• Given problem:
Restate all of the data exactly.

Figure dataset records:
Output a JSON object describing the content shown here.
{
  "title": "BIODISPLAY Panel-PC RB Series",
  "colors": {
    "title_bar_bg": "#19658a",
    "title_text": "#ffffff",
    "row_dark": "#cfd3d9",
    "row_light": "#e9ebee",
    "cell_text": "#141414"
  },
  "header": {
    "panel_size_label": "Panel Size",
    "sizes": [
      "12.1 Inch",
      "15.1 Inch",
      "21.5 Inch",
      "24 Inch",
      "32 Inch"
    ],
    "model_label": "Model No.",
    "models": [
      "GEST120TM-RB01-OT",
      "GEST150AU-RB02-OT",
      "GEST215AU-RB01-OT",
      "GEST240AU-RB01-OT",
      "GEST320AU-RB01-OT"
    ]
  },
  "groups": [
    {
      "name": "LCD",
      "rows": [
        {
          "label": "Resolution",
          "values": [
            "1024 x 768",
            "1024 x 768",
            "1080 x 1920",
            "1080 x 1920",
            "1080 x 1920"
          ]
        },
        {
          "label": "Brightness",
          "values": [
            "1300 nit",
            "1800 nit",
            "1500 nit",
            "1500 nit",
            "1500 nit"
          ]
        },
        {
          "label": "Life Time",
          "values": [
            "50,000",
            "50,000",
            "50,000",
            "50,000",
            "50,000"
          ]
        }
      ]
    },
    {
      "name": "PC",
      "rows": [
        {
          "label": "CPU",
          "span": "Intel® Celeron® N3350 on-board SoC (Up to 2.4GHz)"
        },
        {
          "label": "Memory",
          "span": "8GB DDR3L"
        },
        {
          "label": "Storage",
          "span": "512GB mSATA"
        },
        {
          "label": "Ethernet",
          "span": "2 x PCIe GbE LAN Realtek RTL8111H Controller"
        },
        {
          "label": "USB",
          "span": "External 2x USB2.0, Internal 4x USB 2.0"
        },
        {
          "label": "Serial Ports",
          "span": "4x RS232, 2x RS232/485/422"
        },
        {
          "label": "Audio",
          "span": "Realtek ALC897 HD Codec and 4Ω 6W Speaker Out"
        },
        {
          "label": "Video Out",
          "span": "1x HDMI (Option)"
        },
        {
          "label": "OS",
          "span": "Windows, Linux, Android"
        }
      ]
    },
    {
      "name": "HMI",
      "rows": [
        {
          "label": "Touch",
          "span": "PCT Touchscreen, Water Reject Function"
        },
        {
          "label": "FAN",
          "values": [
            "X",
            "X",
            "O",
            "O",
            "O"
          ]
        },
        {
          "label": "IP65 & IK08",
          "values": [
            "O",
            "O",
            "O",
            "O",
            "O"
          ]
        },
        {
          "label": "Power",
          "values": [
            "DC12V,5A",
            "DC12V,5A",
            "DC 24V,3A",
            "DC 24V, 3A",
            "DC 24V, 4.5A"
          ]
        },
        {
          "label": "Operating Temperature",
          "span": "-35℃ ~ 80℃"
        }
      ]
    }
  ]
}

• Exercise response:
Output a JSON object describing the content shown here.
{
  "title": "BIODISPLAY Panel-PC RB Series",
  "colors": {
    "title_bar_bg": "#19658a",
    "title_text": "#ffffff",
    "row_dark": "#cfd3d9",
    "row_light": "#e9ebee",
    "cell_text": "#141414"
  },
  "header": {
    "panel_size_label": "Panel Size",
    "sizes": [
      "12.1 Inch",
      "15.1 Inch",
      "21.5 Inch",
      "24 Inch",
      "32 Inch"
    ],
    "model_label": "Model No.",
    "models": [
      "GEST120TM-RB01-OT",
      "GEST150AU-RB02-OT",
      "GEST215AU-RB01-OT",
      "GEST240AU-RB01-OT",
      "GEST320AU-RB01-OT"
    ]
  },
  "groups": [
    {
      "name": "LCD",
      "rows": [
        {
          "label": "Resolution",
          "values": [
            "1024 x 768",
            "1024 x 768",
            "1080 x 1920",
            "1080 x 1920",
            "1080 x 1920"
          ]
        },
        {
          "label": "Brightness",
          "values": [
            "1300 nit",
            "1800 nit",
            "1500 nit",
            "1500 nit",
            "1500 nit"
          ]
        },
        {
          "label": "Life Time",
          "values": [
            "50,000",
            "50,000",
            "50,000",
            "50,000",
            "50,000"
          ]
        }
      ]
    },
    {
      "name": "PC",
      "rows": [
        {
          "label": "CPU",
          "span": "Intel® Celeron® N3350 on-board SoC (Up to 2.4GHz)"
        },
        {
          "label": "Memory",
          "span": "8GB DDR3L"
        },
        {
          "label": "Storage",
          "span": "512GB mSATA"
        },
        {
          "label": "Ethernet",
          "span": "2 x PCIe GbE LAN Realtek RTL8111H Controller"
        },
        {
          "label": "USB",
          "span": "External 2x USB2.0, Internal 4x USB 2.0"
        },
        {
          "label": "Serial Ports",
          "span": "4x RS232, 2x RS232/485/422"
        },
        {
          "label": "Audio",
          "span": "Realtek ALC897 HD Codec and 4Ω 6W Speaker Out"
        },
        {
          "label": "Video Out",
          "span": "1x HDMI (Option)"
        },
        {
          "label": "OS",
          "span": "Windows, Linux, Android"
        }
      ]
    },
    {
      "name": "HMI",
      "rows": [
        {
          "label": "Touch",
          "span": "PCT Touchscreen, Water Reject Function"
        },
        {
          "label": "FAN",
          "values": [
            "X",
            "X",
            "O",
            "O",
            "O"
          ]
        },
        {
          "label": "IP65 & IK08",
          "values": [
            "O",
            "O",
            "O",
            "O",
            "O"
          ]
        },
        {
          "label": "Power",
          "values": [
            "DC12V,5A",
            "DC12V,5A",
            "DC 24V,3A",
            "DC 24V, 3A",
            "DC 24V, 4.5A"
          ]
        },
        {
          "label": "Operating Temperature",
          "span": "-35℃ ~ 80℃"
        }
      ]
    }
  ]
}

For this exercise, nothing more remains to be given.